TASK STATEMENT » Give back the records below exactly, every one, with no pictures.

STORED RECORDS »
>>>

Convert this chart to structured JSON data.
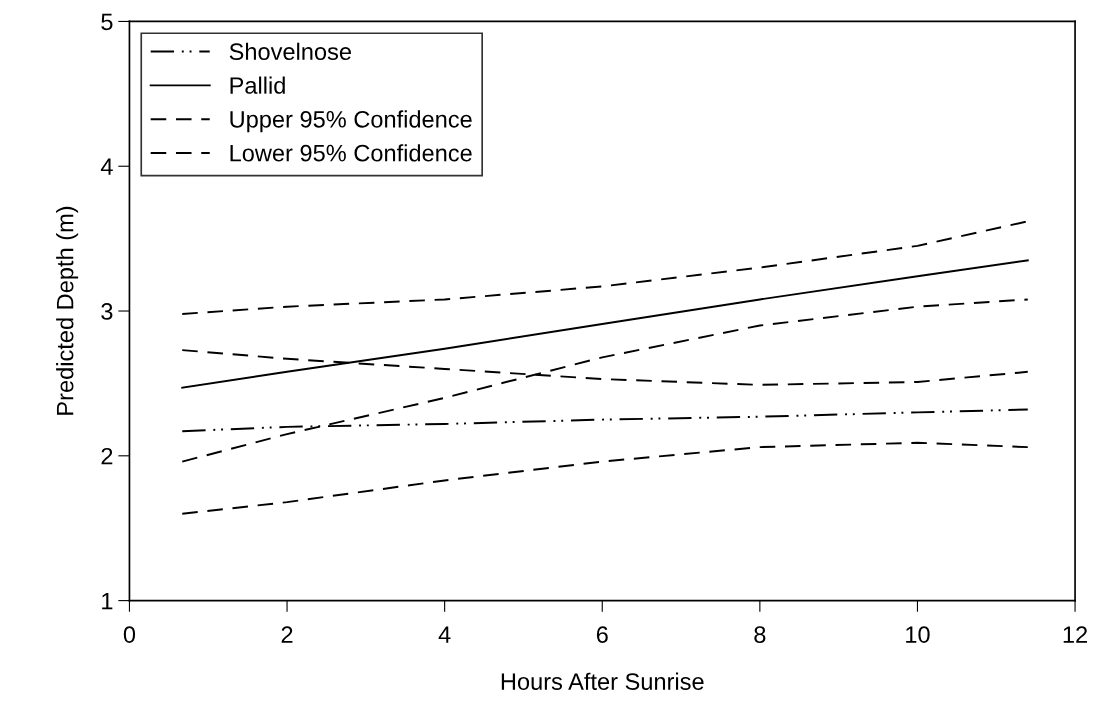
{
  "chart_data": {
    "type": "line",
    "xlabel": "Hours After Sunrise",
    "ylabel": "Predicted Depth (m)",
    "xlim": [
      0,
      12
    ],
    "xticks": [
      0,
      2,
      4,
      6,
      8,
      10,
      12
    ],
    "ylim": [
      1,
      5
    ],
    "yticks": [
      1,
      2,
      3,
      4,
      5
    ],
    "grid": false,
    "legend": "top left",
    "marker": "none",
    "x": [
      0.67,
      2,
      4,
      6,
      8,
      10,
      11.4
    ],
    "series": [
      {
        "name": "Shovelnose",
        "color": "#000000",
        "line_style": "dashdotdot",
        "values": [
          2.17,
          2.2,
          2.22,
          2.25,
          2.27,
          2.3,
          2.32
        ]
      },
      {
        "name": "Pallid",
        "color": "#000000",
        "line_style": "solid",
        "values": [
          2.47,
          2.58,
          2.74,
          2.91,
          3.08,
          3.24,
          3.35
        ]
      },
      {
        "name": "Upper 95% Confidence",
        "color": "#000000",
        "line_style": "dashed",
        "values": [
          2.98,
          3.03,
          3.08,
          3.17,
          3.3,
          3.45,
          3.62
        ]
      },
      {
        "name": "Lower 95% Confidence",
        "color": "#000000",
        "line_style": "dashed",
        "values": [
          1.96,
          2.15,
          2.4,
          2.68,
          2.9,
          3.03,
          3.08
        ]
      },
      {
        "color": "#000000",
        "line_style": "dashed",
        "values": [
          2.73,
          2.67,
          2.6,
          2.53,
          2.49,
          2.51,
          2.58
        ]
      },
      {
        "color": "#000000",
        "line_style": "dashed",
        "values": [
          1.6,
          1.68,
          1.83,
          1.96,
          2.06,
          2.09,
          2.06
        ]
      }
    ]
  }
}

<<<

COMPLETE ANSWER »
Convert this chart to structured JSON data.
{
  "chart_data": {
    "type": "line",
    "xlabel": "Hours After Sunrise",
    "ylabel": "Predicted Depth (m)",
    "xlim": [
      0,
      12
    ],
    "xticks": [
      0,
      2,
      4,
      6,
      8,
      10,
      12
    ],
    "ylim": [
      1,
      5
    ],
    "yticks": [
      1,
      2,
      3,
      4,
      5
    ],
    "grid": false,
    "legend": "top left",
    "marker": "none",
    "x": [
      0.67,
      2,
      4,
      6,
      8,
      10,
      11.4
    ],
    "series": [
      {
        "name": "Shovelnose",
        "color": "#000000",
        "line_style": "dashdotdot",
        "values": [
          2.17,
          2.2,
          2.22,
          2.25,
          2.27,
          2.3,
          2.32
        ]
      },
      {
        "name": "Pallid",
        "color": "#000000",
        "line_style": "solid",
        "values": [
          2.47,
          2.58,
          2.74,
          2.91,
          3.08,
          3.24,
          3.35
        ]
      },
      {
        "name": "Upper 95% Confidence",
        "color": "#000000",
        "line_style": "dashed",
        "values": [
          2.98,
          3.03,
          3.08,
          3.17,
          3.3,
          3.45,
          3.62
        ]
      },
      {
        "name": "Lower 95% Confidence",
        "color": "#000000",
        "line_style": "dashed",
        "values": [
          1.96,
          2.15,
          2.4,
          2.68,
          2.9,
          3.03,
          3.08
        ]
      },
      {
        "color": "#000000",
        "line_style": "dashed",
        "values": [
          2.73,
          2.67,
          2.6,
          2.53,
          2.49,
          2.51,
          2.58
        ]
      },
      {
        "color": "#000000",
        "line_style": "dashed",
        "values": [
          1.6,
          1.68,
          1.83,
          1.96,
          2.06,
          2.09,
          2.06
        ]
      }
    ]
  }
}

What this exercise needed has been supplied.